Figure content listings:
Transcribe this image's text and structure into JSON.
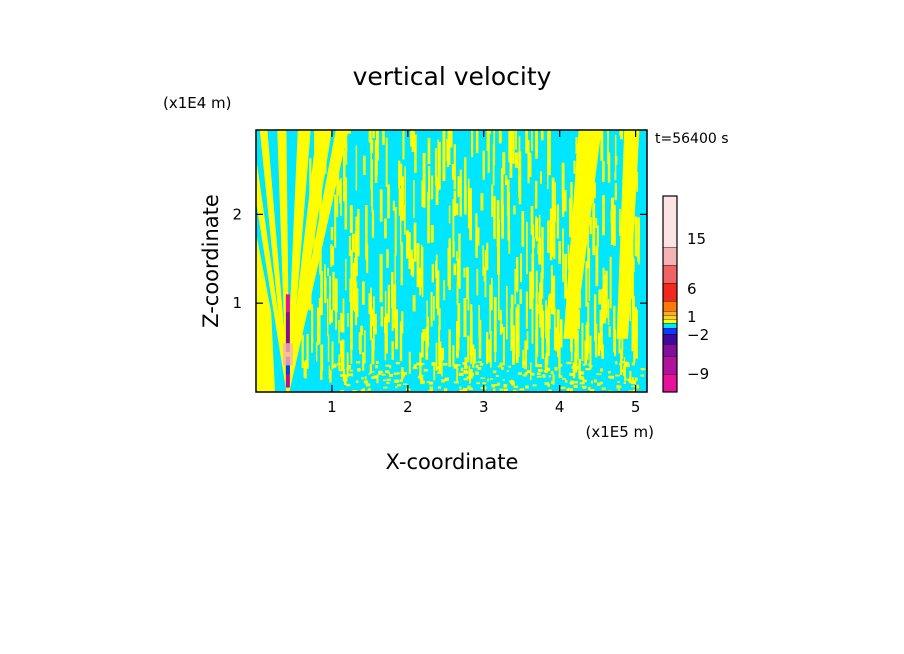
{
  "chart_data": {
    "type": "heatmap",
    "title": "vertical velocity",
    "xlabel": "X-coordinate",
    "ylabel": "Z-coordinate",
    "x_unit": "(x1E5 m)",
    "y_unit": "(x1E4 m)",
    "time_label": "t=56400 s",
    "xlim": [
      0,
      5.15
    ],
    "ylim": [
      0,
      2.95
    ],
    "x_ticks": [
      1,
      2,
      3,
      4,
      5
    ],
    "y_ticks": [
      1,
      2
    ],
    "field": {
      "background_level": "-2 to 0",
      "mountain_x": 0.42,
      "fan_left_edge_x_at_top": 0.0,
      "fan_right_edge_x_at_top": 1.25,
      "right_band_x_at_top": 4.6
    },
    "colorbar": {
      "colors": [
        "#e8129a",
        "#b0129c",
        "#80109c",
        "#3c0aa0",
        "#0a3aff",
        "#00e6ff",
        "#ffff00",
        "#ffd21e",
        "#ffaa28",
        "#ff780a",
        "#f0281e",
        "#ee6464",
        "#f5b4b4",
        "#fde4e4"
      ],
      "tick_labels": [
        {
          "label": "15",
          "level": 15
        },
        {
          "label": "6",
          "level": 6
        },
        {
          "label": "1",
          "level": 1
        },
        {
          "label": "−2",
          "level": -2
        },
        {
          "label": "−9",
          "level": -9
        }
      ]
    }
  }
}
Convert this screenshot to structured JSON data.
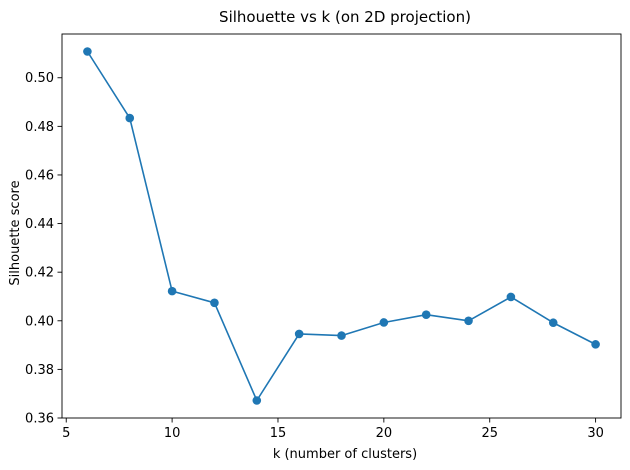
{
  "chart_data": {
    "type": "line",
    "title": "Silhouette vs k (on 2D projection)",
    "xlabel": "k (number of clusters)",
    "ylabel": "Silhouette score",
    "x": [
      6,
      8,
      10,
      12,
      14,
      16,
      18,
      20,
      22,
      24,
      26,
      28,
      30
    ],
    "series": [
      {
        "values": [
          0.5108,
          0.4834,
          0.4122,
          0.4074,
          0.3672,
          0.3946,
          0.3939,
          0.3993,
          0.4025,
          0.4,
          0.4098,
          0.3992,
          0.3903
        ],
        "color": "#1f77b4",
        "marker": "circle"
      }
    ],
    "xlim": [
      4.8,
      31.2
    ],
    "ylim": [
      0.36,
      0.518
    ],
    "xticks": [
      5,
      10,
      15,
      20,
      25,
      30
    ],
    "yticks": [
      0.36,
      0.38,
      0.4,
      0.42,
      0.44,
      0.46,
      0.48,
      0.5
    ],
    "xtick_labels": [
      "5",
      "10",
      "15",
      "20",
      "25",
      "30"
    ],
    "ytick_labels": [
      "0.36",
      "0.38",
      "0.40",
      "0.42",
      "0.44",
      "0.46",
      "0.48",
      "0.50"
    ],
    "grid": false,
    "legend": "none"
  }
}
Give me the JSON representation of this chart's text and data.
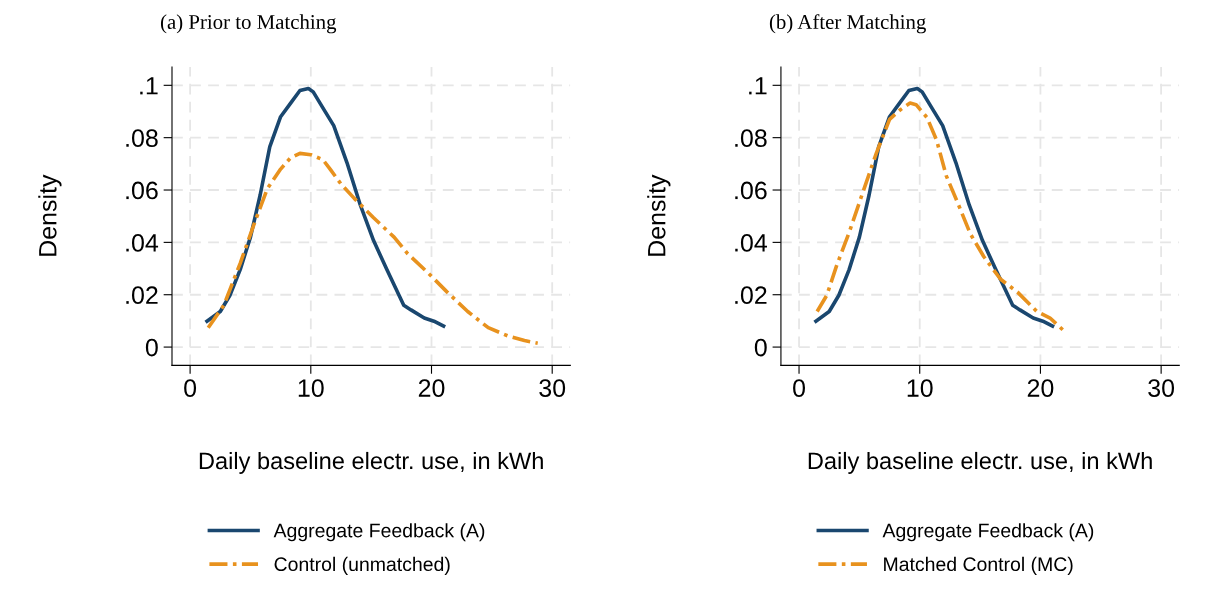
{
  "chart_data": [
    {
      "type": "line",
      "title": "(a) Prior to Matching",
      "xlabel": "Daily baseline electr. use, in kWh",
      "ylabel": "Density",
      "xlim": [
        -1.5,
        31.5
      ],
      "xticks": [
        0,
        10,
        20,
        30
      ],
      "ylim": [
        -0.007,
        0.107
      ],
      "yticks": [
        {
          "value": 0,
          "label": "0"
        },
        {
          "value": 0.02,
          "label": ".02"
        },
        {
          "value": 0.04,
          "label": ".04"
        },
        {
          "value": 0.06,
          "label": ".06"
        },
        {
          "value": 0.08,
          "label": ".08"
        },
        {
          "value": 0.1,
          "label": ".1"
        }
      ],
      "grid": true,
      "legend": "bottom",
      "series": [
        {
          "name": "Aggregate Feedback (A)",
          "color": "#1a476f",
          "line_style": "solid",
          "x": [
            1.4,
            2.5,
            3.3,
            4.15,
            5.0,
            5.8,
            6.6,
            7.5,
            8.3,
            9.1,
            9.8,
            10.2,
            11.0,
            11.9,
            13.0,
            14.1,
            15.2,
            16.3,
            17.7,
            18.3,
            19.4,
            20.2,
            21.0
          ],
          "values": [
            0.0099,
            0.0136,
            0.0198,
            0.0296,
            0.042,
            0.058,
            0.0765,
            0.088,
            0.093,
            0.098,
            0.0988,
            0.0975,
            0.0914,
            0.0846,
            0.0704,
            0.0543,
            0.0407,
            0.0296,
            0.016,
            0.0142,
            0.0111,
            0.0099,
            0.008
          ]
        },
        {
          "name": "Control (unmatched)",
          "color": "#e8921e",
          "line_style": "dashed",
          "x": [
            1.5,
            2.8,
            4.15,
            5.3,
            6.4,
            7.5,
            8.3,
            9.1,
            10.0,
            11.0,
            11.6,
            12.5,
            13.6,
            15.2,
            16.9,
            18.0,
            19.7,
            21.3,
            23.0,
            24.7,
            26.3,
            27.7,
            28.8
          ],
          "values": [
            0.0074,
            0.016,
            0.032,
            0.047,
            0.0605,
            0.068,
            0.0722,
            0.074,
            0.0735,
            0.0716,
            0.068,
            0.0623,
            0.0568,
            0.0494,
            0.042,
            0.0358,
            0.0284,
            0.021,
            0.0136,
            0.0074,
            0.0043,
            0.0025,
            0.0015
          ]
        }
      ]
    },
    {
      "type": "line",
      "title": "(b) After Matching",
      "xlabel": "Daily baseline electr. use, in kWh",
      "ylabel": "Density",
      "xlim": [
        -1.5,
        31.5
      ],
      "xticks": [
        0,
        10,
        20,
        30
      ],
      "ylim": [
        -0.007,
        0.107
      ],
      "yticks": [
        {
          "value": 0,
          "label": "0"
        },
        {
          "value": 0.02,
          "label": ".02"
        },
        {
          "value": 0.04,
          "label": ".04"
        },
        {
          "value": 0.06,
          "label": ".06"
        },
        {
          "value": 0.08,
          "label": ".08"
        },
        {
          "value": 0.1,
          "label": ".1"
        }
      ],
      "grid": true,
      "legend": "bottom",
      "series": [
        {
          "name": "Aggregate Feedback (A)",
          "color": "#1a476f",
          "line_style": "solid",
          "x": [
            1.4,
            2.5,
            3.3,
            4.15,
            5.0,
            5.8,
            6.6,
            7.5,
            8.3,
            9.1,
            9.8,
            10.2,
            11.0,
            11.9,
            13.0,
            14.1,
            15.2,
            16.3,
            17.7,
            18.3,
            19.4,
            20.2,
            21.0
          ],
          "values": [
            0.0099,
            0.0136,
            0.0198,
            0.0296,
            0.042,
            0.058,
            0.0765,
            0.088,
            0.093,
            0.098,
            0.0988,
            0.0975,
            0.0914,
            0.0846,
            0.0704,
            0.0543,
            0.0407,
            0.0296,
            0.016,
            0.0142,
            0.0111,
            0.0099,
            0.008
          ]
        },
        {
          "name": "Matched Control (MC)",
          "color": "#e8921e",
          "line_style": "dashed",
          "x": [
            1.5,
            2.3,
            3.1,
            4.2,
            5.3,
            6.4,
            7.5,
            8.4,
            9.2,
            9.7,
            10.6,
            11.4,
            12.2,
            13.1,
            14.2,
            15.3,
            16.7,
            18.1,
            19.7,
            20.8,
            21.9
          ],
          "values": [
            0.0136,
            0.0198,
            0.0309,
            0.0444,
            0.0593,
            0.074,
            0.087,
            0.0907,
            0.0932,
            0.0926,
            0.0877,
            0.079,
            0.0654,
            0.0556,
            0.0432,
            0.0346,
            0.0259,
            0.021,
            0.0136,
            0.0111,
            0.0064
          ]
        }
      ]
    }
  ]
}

==

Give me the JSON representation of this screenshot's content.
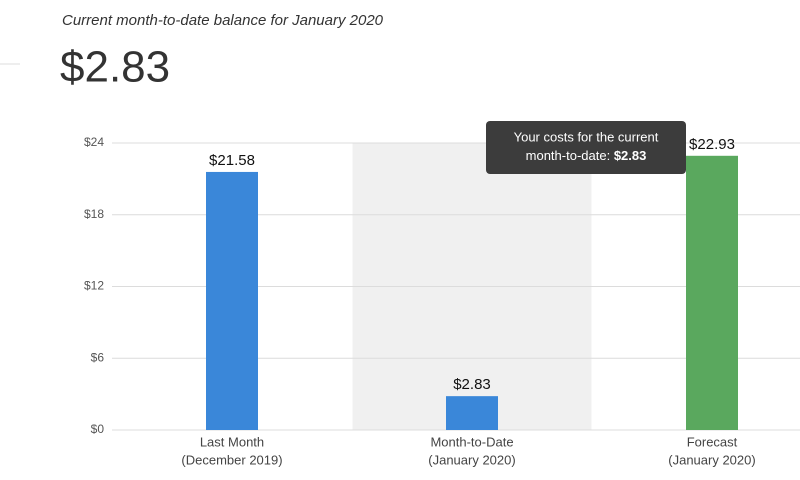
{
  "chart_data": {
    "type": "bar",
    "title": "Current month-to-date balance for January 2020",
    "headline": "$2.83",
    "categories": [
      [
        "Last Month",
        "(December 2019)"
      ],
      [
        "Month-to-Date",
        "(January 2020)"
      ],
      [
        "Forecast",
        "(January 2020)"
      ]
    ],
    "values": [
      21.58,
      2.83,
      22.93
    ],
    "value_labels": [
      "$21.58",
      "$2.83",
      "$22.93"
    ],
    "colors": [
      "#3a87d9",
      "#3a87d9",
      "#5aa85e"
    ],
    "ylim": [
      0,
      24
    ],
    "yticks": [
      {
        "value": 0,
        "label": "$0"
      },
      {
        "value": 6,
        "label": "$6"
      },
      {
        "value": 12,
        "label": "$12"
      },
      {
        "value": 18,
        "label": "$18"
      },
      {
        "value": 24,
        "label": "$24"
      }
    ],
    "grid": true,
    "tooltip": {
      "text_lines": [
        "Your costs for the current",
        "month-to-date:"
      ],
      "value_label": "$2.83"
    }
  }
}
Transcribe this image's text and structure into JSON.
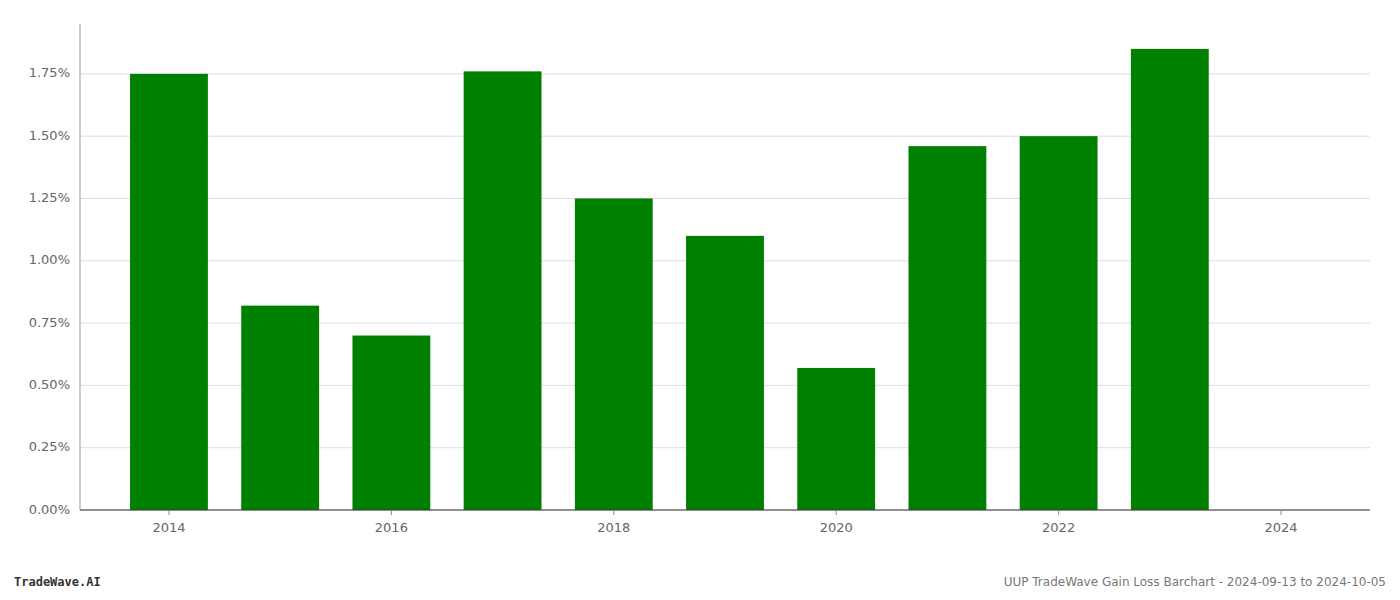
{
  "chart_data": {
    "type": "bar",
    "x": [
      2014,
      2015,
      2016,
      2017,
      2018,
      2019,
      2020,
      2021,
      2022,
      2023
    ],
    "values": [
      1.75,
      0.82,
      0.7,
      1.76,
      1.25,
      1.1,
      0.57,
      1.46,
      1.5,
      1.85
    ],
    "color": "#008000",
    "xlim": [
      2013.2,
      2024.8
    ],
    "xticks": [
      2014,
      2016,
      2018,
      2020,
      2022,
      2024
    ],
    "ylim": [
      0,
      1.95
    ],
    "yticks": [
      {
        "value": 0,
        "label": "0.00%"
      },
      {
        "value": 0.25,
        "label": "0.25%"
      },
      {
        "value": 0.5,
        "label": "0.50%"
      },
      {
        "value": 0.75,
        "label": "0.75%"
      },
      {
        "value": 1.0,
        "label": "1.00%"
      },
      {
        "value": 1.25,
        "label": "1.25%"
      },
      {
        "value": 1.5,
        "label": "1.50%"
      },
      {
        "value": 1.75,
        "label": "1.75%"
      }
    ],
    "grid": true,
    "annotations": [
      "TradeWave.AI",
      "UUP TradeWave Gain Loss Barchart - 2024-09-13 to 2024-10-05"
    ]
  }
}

Exercise task: Scan the material above. Extract every line in which the word "coordinate" occurs.

Finished task:
    "xlabel": "X-coordinate",
    "ylabel": "Z-coordinate",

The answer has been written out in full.